AIM: Give the material once more, word for word, without any images.
⟨
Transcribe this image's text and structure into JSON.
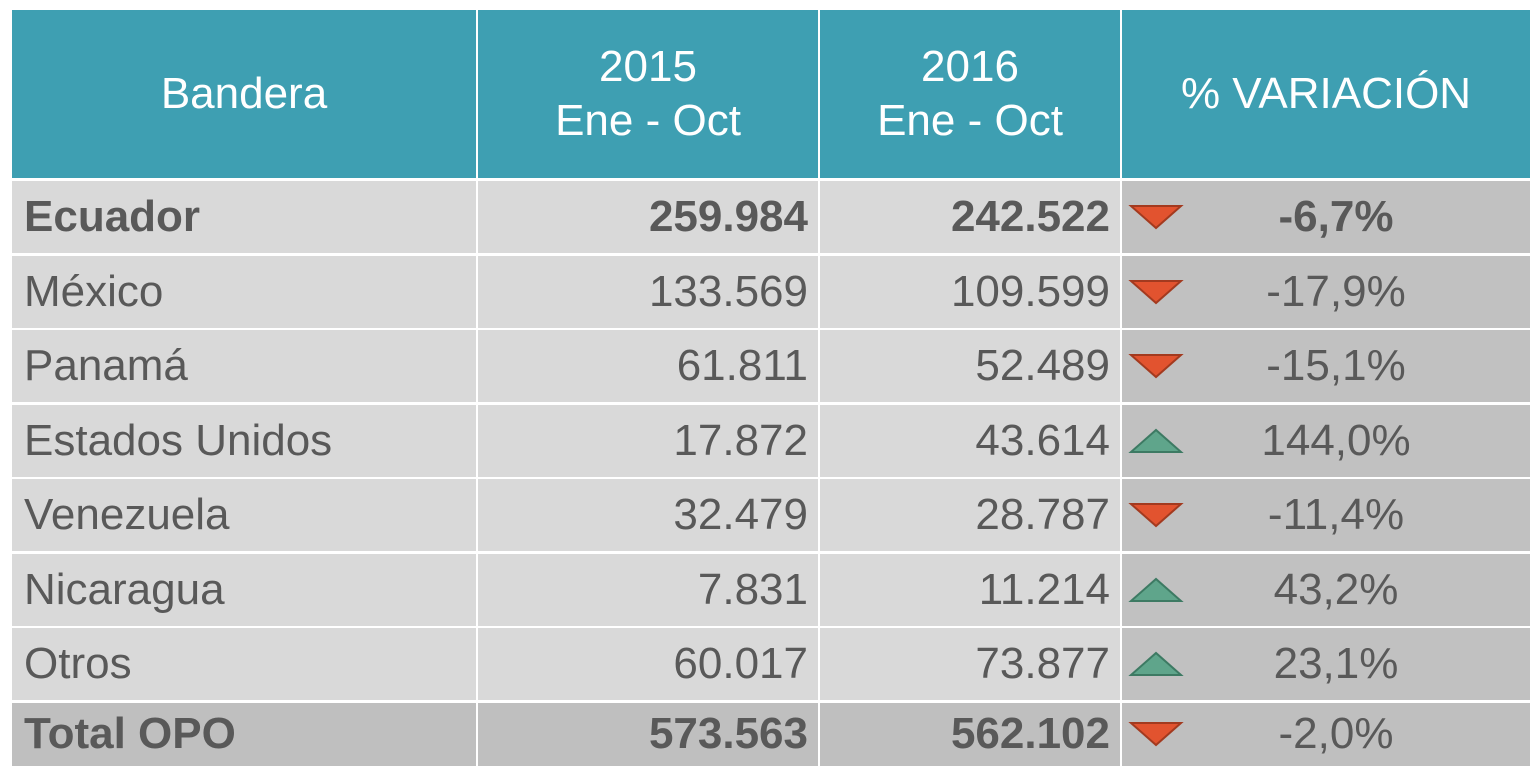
{
  "table": {
    "header": [
      [
        "Bandera"
      ],
      [
        "2015",
        "Ene - Oct"
      ],
      [
        "2016",
        "Ene - Oct"
      ],
      [
        "% VARIACIÓN"
      ]
    ],
    "rows": [
      [
        "Ecuador",
        "259.984",
        "242.522",
        "-6,7%"
      ],
      [
        "México",
        "133.569",
        "109.599",
        "-17,9%"
      ],
      [
        "Panamá",
        "61.811",
        "52.489",
        "-15,1%"
      ],
      [
        "Estados Unidos",
        "17.872",
        "43.614",
        "144,0%"
      ],
      [
        "Venezuela",
        "32.479",
        "28.787",
        "-11,4%"
      ],
      [
        "Nicaragua",
        "7.831",
        "11.214",
        "43,2%"
      ],
      [
        "Otros",
        "60.017",
        "73.877",
        "23,1%"
      ]
    ],
    "total": [
      "Total OPO",
      "573.563",
      "562.102",
      "-2,0%"
    ]
  }
}
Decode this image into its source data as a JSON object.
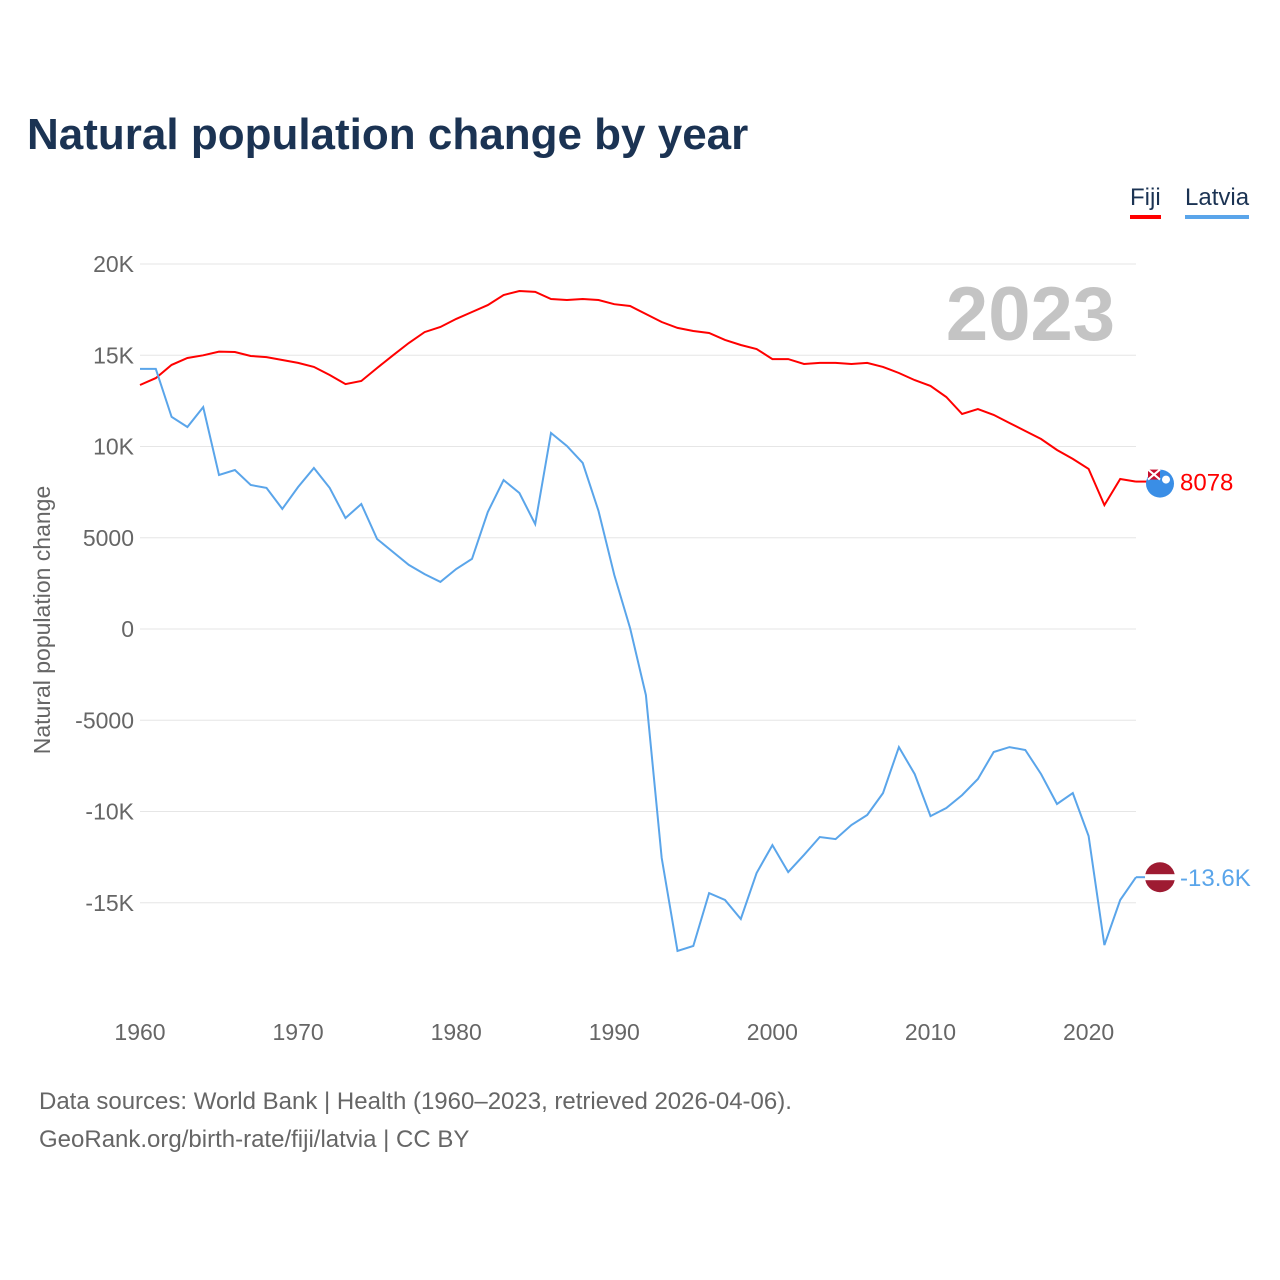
{
  "chart_data": {
    "type": "line",
    "title": "Natural population change by year",
    "xlabel": "",
    "ylabel": "Natural population change",
    "ylim": [
      -20000,
      20000
    ],
    "xlim": [
      1960,
      2023
    ],
    "yticks": [
      20000,
      15000,
      10000,
      5000,
      0,
      -5000,
      -10000,
      -15000
    ],
    "ytick_labels": [
      "20K",
      "15K",
      "10K",
      "5000",
      "0",
      "-5000",
      "-10K",
      "-15K"
    ],
    "xticks": [
      1960,
      1970,
      1980,
      1990,
      2000,
      2010,
      2020
    ],
    "xtick_labels": [
      "1960",
      "1970",
      "1980",
      "1990",
      "2000",
      "2010",
      "2020"
    ],
    "grid": true,
    "legend_position": "top-right",
    "year_label": "2023",
    "x": [
      1960,
      1961,
      1962,
      1963,
      1964,
      1965,
      1966,
      1967,
      1968,
      1969,
      1970,
      1971,
      1972,
      1973,
      1974,
      1975,
      1976,
      1977,
      1978,
      1979,
      1980,
      1981,
      1982,
      1983,
      1984,
      1985,
      1986,
      1987,
      1988,
      1989,
      1990,
      1991,
      1992,
      1993,
      1994,
      1995,
      1996,
      1997,
      1998,
      1999,
      2000,
      2001,
      2002,
      2003,
      2004,
      2005,
      2006,
      2007,
      2008,
      2009,
      2010,
      2011,
      2012,
      2013,
      2014,
      2015,
      2016,
      2017,
      2018,
      2019,
      2020,
      2021,
      2022,
      2023
    ],
    "series": [
      {
        "name": "Fiji",
        "color": "#ff0000",
        "end_label": "8078",
        "values": [
          13370,
          13750,
          14470,
          14850,
          15000,
          15200,
          15180,
          14960,
          14900,
          14740,
          14580,
          14360,
          13920,
          13420,
          13590,
          14300,
          15000,
          15670,
          16270,
          16550,
          16990,
          17370,
          17750,
          18300,
          18520,
          18470,
          18080,
          18030,
          18080,
          18030,
          17800,
          17700,
          17260,
          16820,
          16500,
          16330,
          16220,
          15840,
          15560,
          15340,
          14790,
          14790,
          14520,
          14580,
          14580,
          14520,
          14580,
          14360,
          14030,
          13640,
          13320,
          12710,
          11780,
          12050,
          11730,
          11290,
          10850,
          10410,
          9810,
          9320,
          8770,
          6790,
          8220,
          8078
        ]
      },
      {
        "name": "Latvia",
        "color": "#5aa5ea",
        "end_label": "-13.6K",
        "values": [
          14250,
          14250,
          11620,
          11070,
          12160,
          8440,
          8710,
          7890,
          7730,
          6580,
          7780,
          8820,
          7730,
          6080,
          6850,
          4930,
          4220,
          3510,
          3010,
          2580,
          3290,
          3840,
          6410,
          8160,
          7450,
          5750,
          10740,
          10030,
          9100,
          6470,
          2960,
          50,
          -3620,
          -12550,
          -17640,
          -17370,
          -14470,
          -14850,
          -15890,
          -13370,
          -11840,
          -13320,
          -12380,
          -11400,
          -11510,
          -10740,
          -10190,
          -8990,
          -6470,
          -7950,
          -10250,
          -9810,
          -9100,
          -8220,
          -6740,
          -6470,
          -6630,
          -7950,
          -9590,
          -8990,
          -11340,
          -17320,
          -14850,
          -13600
        ]
      }
    ]
  },
  "footer": {
    "line1": "Data sources: World Bank | Health (1960–2023, retrieved 2026-04-06).",
    "line2": "GeoRank.org/birth-rate/fiji/latvia | CC BY"
  }
}
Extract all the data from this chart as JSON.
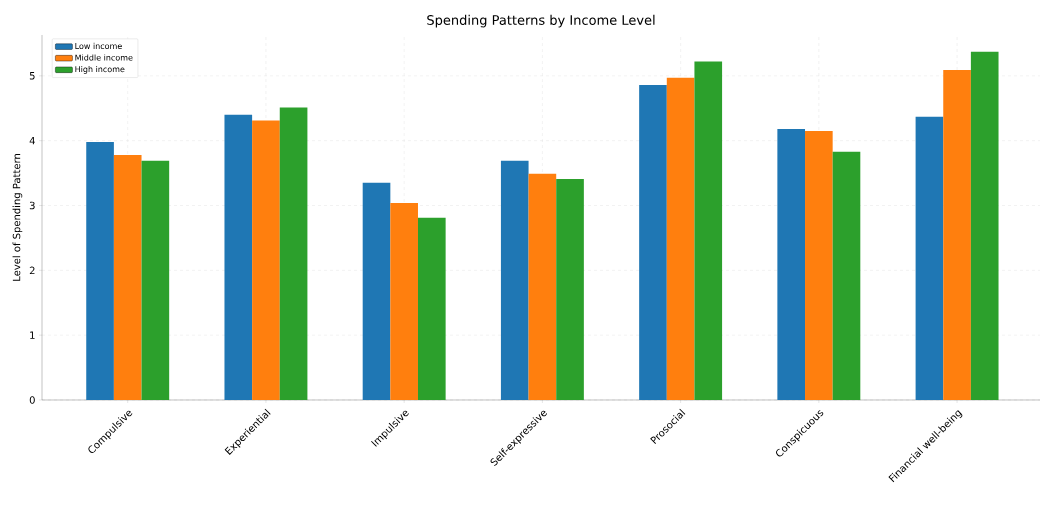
{
  "chart_data": {
    "type": "bar",
    "title": "Spending Patterns by Income Level",
    "ylabel": "Level of Spending Pattern",
    "categories": [
      "Compulsive",
      "Experiential",
      "Impulsive",
      "Self-expressive",
      "Prosocial",
      "Conspicuous",
      "Financial well-being"
    ],
    "series": [
      {
        "name": "Low income",
        "color": "#1f77b4",
        "values": [
          3.98,
          4.4,
          3.35,
          3.69,
          4.86,
          4.18,
          4.37
        ]
      },
      {
        "name": "Middle income",
        "color": "#ff7f0e",
        "values": [
          3.78,
          4.31,
          3.04,
          3.49,
          4.97,
          4.15,
          5.09
        ]
      },
      {
        "name": "High income",
        "color": "#2ca02c",
        "values": [
          3.69,
          4.51,
          2.81,
          3.41,
          5.22,
          3.83,
          5.37
        ]
      }
    ],
    "ylim": [
      0,
      5.63
    ],
    "yticks": [
      0,
      1,
      2,
      3,
      4,
      5
    ],
    "grid": true,
    "legend": "top left"
  }
}
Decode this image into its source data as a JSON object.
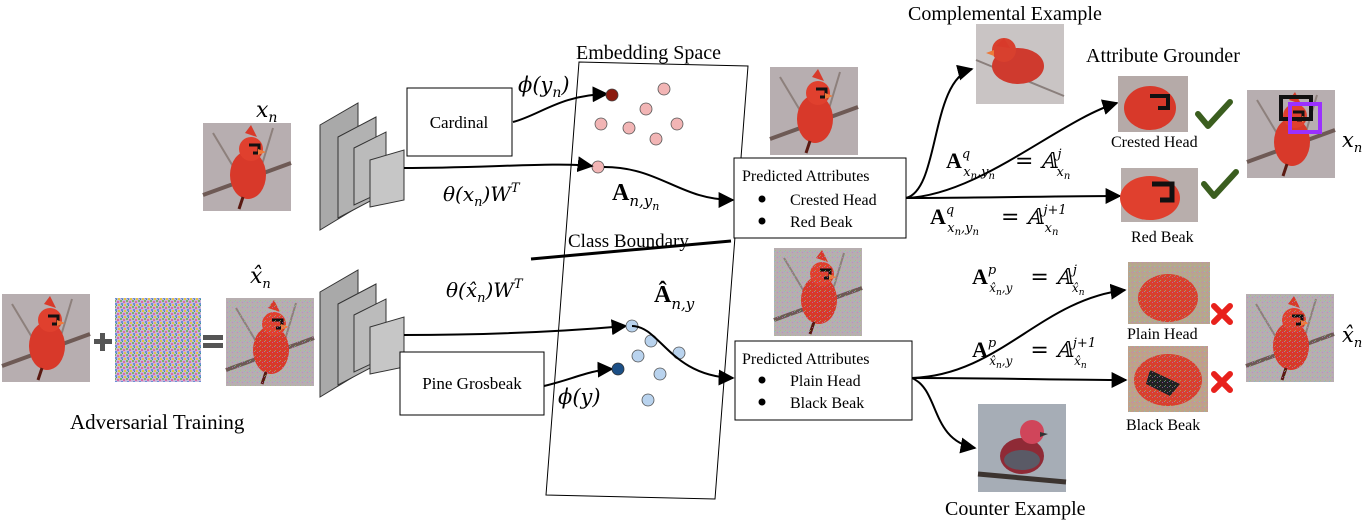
{
  "labels": {
    "embedding_space": "Embedding Space",
    "complemental_example": "Complemental Example",
    "attribute_grounder": "Attribute Grounder",
    "class_boundary": "Class Boundary",
    "adversarial_training": "Adversarial Training",
    "counter_example": "Counter Example",
    "crested_head": "Crested Head",
    "red_beak": "Red Beak",
    "plain_head": "Plain Head",
    "black_beak": "Black Beak"
  },
  "boxes": {
    "cardinal": "Cardinal",
    "pine_grosbeak": "Pine Grosbeak",
    "predicted_top": {
      "title": "Predicted Attributes",
      "items": [
        "Crested Head",
        "Red Beak"
      ]
    },
    "predicted_bottom": {
      "title": "Predicted Attributes",
      "items": [
        "Plain Head",
        "Black Beak"
      ]
    }
  },
  "math": {
    "x_n": "x",
    "x_n_sub": "n",
    "xhat_n": "x̂",
    "phi_yn": "ϕ(y",
    "phi_yn_sub": "n",
    "phi_y": "ϕ(y)",
    "theta_xn": "θ(x",
    "theta_xhat": "θ(x̂",
    "A_ny": "A",
    "A_ny_sub": "n,y",
    "Ahat_ny": "Â",
    "Ahat_ny_sub": "n,y",
    "eq1": "= 𝔸",
    "eq1_sup": "j",
    "eq2_sup": "j+1",
    "x_sub": "x",
    "xhat_sub": "x̂"
  },
  "colors": {
    "bird_red": "#d83a2a",
    "bg_branch": "#b0a7a8",
    "dark_red_dot": "#8b1a0e",
    "pink_dot": "#f2b5b5",
    "dark_blue_dot": "#1b4f86",
    "light_blue_dot": "#b9d3ee",
    "check_green": "#3b5e1f",
    "cross_red": "#e8211c",
    "grounder_purple": "#9b30ff",
    "cnn_gray": "#a8a8a8"
  },
  "icons": [
    "cardinal-photo",
    "noise-image",
    "check-icon",
    "cross-icon",
    "cnn-block-icon",
    "plus-icon",
    "equals-icon"
  ]
}
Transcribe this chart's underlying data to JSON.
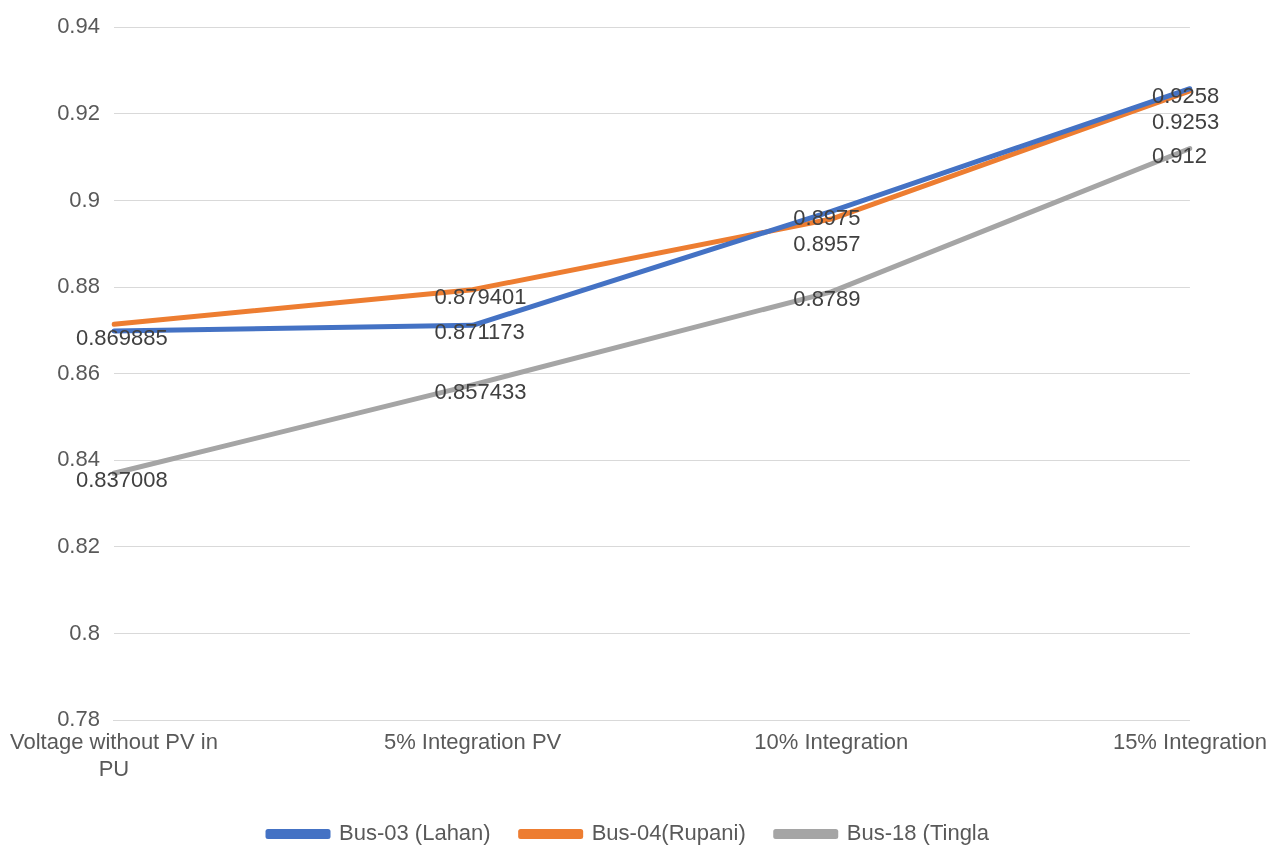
⟩
THE COMPLETED TASK:
Transcribe this image's text and structure into JSON.
{
  "table": {
    "header": [
      [
        "Bandera"
      ],
      [
        "2015",
        "Ene - Oct"
      ],
      [
        "2016",
        "Ene - Oct"
      ],
      [
        "% VARIACIÓN"
      ]
    ],
    "rows": [
      [
        "Ecuador",
        "259.984",
        "242.522",
        "-6,7%"
      ],
      [
        "México",
        "133.569",
        "109.599",
        "-17,9%"
      ],
      [
        "Panamá",
        "61.811",
        "52.489",
        "-15,1%"
      ],
      [
        "Estados Unidos",
        "17.872",
        "43.614",
        "144,0%"
      ],
      [
        "Venezuela",
        "32.479",
        "28.787",
        "-11,4%"
      ],
      [
        "Nicaragua",
        "7.831",
        "11.214",
        "43,2%"
      ],
      [
        "Otros",
        "60.017",
        "73.877",
        "23,1%"
      ]
    ],
    "total": [
      "Total OPO",
      "573.563",
      "562.102",
      "-2,0%"
    ]
  }
}
Decode this image into its source data as a JSON object.
{
  "chart_data": {
    "type": "line",
    "title": "Natural population change by year",
    "xlabel": "",
    "ylabel": "Natural population change",
    "ylim": [
      -20000,
      20000
    ],
    "xlim": [
      1960,
      2023
    ],
    "yticks": [
      20000,
      15000,
      10000,
      5000,
      0,
      -5000,
      -10000,
      -15000
    ],
    "ytick_labels": [
      "20K",
      "15K",
      "10K",
      "5000",
      "0",
      "-5000",
      "-10K",
      "-15K"
    ],
    "xticks": [
      1960,
      1970,
      1980,
      1990,
      2000,
      2010,
      2020
    ],
    "xtick_labels": [
      "1960",
      "1970",
      "1980",
      "1990",
      "2000",
      "2010",
      "2020"
    ],
    "grid": true,
    "legend_position": "top-right",
    "year_label": "2023",
    "x": [
      1960,
      1961,
      1962,
      1963,
      1964,
      1965,
      1966,
      1967,
      1968,
      1969,
      1970,
      1971,
      1972,
      1973,
      1974,
      1975,
      1976,
      1977,
      1978,
      1979,
      1980,
      1981,
      1982,
      1983,
      1984,
      1985,
      1986,
      1987,
      1988,
      1989,
      1990,
      1991,
      1992,
      1993,
      1994,
      1995,
      1996,
      1997,
      1998,
      1999,
      2000,
      2001,
      2002,
      2003,
      2004,
      2005,
      2006,
      2007,
      2008,
      2009,
      2010,
      2011,
      2012,
      2013,
      2014,
      2015,
      2016,
      2017,
      2018,
      2019,
      2020,
      2021,
      2022,
      2023
    ],
    "series": [
      {
        "name": "Fiji",
        "color": "#ff0000",
        "end_label": "8078",
        "values": [
          13370,
          13750,
          14470,
          14850,
          15000,
          15200,
          15180,
          14960,
          14900,
          14740,
          14580,
          14360,
          13920,
          13420,
          13590,
          14300,
          15000,
          15670,
          16270,
          16550,
          16990,
          17370,
          17750,
          18300,
          18520,
          18470,
          18080,
          18030,
          18080,
          18030,
          17800,
          17700,
          17260,
          16820,
          16500,
          16330,
          16220,
          15840,
          15560,
          15340,
          14790,
          14790,
          14520,
          14580,
          14580,
          14520,
          14580,
          14360,
          14030,
          13640,
          13320,
          12710,
          11780,
          12050,
          11730,
          11290,
          10850,
          10410,
          9810,
          9320,
          8770,
          6790,
          8220,
          8078
        ]
      },
      {
        "name": "Latvia",
        "color": "#5aa5ea",
        "end_label": "-13.6K",
        "values": [
          14250,
          14250,
          11620,
          11070,
          12160,
          8440,
          8710,
          7890,
          7730,
          6580,
          7780,
          8820,
          7730,
          6080,
          6850,
          4930,
          4220,
          3510,
          3010,
          2580,
          3290,
          3840,
          6410,
          8160,
          7450,
          5750,
          10740,
          10030,
          9100,
          6470,
          2960,
          50,
          -3620,
          -12550,
          -17640,
          -17370,
          -14470,
          -14850,
          -15890,
          -13370,
          -11840,
          -13320,
          -12380,
          -11400,
          -11510,
          -10740,
          -10190,
          -8990,
          -6470,
          -7950,
          -10250,
          -9810,
          -9100,
          -8220,
          -6740,
          -6470,
          -6630,
          -7950,
          -9590,
          -8990,
          -11340,
          -17320,
          -14850,
          -13600
        ]
      }
    ]
  },
  "footer": {
    "line1": "Data sources: World Bank | Health (1960–2023, retrieved 2026-04-06).",
    "line2": "GeoRank.org/birth-rate/fiji/latvia | CC BY"
  }
}
Extract all the data from this chart as JSON.
{
  "chart_data": {
    "type": "bar",
    "title": "Spending Patterns by Income Level",
    "ylabel": "Level of Spending Pattern",
    "categories": [
      "Compulsive",
      "Experiential",
      "Impulsive",
      "Self-expressive",
      "Prosocial",
      "Conspicuous",
      "Financial well-being"
    ],
    "series": [
      {
        "name": "Low income",
        "color": "#1f77b4",
        "values": [
          3.98,
          4.4,
          3.35,
          3.69,
          4.86,
          4.18,
          4.37
        ]
      },
      {
        "name": "Middle income",
        "color": "#ff7f0e",
        "values": [
          3.78,
          4.31,
          3.04,
          3.49,
          4.97,
          4.15,
          5.09
        ]
      },
      {
        "name": "High income",
        "color": "#2ca02c",
        "values": [
          3.69,
          4.51,
          2.81,
          3.41,
          5.22,
          3.83,
          5.37
        ]
      }
    ],
    "ylim": [
      0,
      5.63
    ],
    "yticks": [
      0,
      1,
      2,
      3,
      4,
      5
    ],
    "grid": true,
    "legend": "top left"
  }
}
Decode this image into its source data as a JSON object.
{
  "labels": {
    "embedding_space": "Embedding Space",
    "complemental_example": "Complemental Example",
    "attribute_grounder": "Attribute Grounder",
    "class_boundary": "Class Boundary",
    "adversarial_training": "Adversarial Training",
    "counter_example": "Counter Example",
    "crested_head": "Crested Head",
    "red_beak": "Red Beak",
    "plain_head": "Plain Head",
    "black_beak": "Black Beak"
  },
  "boxes": {
    "cardinal": "Cardinal",
    "pine_grosbeak": "Pine Grosbeak",
    "predicted_top": {
      "title": "Predicted Attributes",
      "items": [
        "Crested Head",
        "Red Beak"
      ]
    },
    "predicted_bottom": {
      "title": "Predicted Attributes",
      "items": [
        "Plain Head",
        "Black Beak"
      ]
    }
  },
  "math": {
    "x_n": "x",
    "x_n_sub": "n",
    "xhat_n": "x̂",
    "phi_yn": "ϕ(y",
    "phi_yn_sub": "n",
    "phi_y": "ϕ(y)",
    "theta_xn": "θ(x",
    "theta_xhat": "θ(x̂",
    "A_ny": "A",
    "A_ny_sub": "n,y",
    "Ahat_ny": "Â",
    "Ahat_ny_sub": "n,y",
    "eq1": "= 𝔸",
    "eq1_sup": "j",
    "eq2_sup": "j+1",
    "x_sub": "x",
    "xhat_sub": "x̂"
  },
  "colors": {
    "bird_red": "#d83a2a",
    "bg_branch": "#b0a7a8",
    "dark_red_dot": "#8b1a0e",
    "pink_dot": "#f2b5b5",
    "dark_blue_dot": "#1b4f86",
    "light_blue_dot": "#b9d3ee",
    "check_green": "#3b5e1f",
    "cross_red": "#e8211c",
    "grounder_purple": "#9b30ff",
    "cnn_gray": "#a8a8a8"
  },
  "icons": [
    "cardinal-photo",
    "noise-image",
    "check-icon",
    "cross-icon",
    "cnn-block-icon",
    "plus-icon",
    "equals-icon"
  ]
}
Transcribe this chart's underlying data to JSON.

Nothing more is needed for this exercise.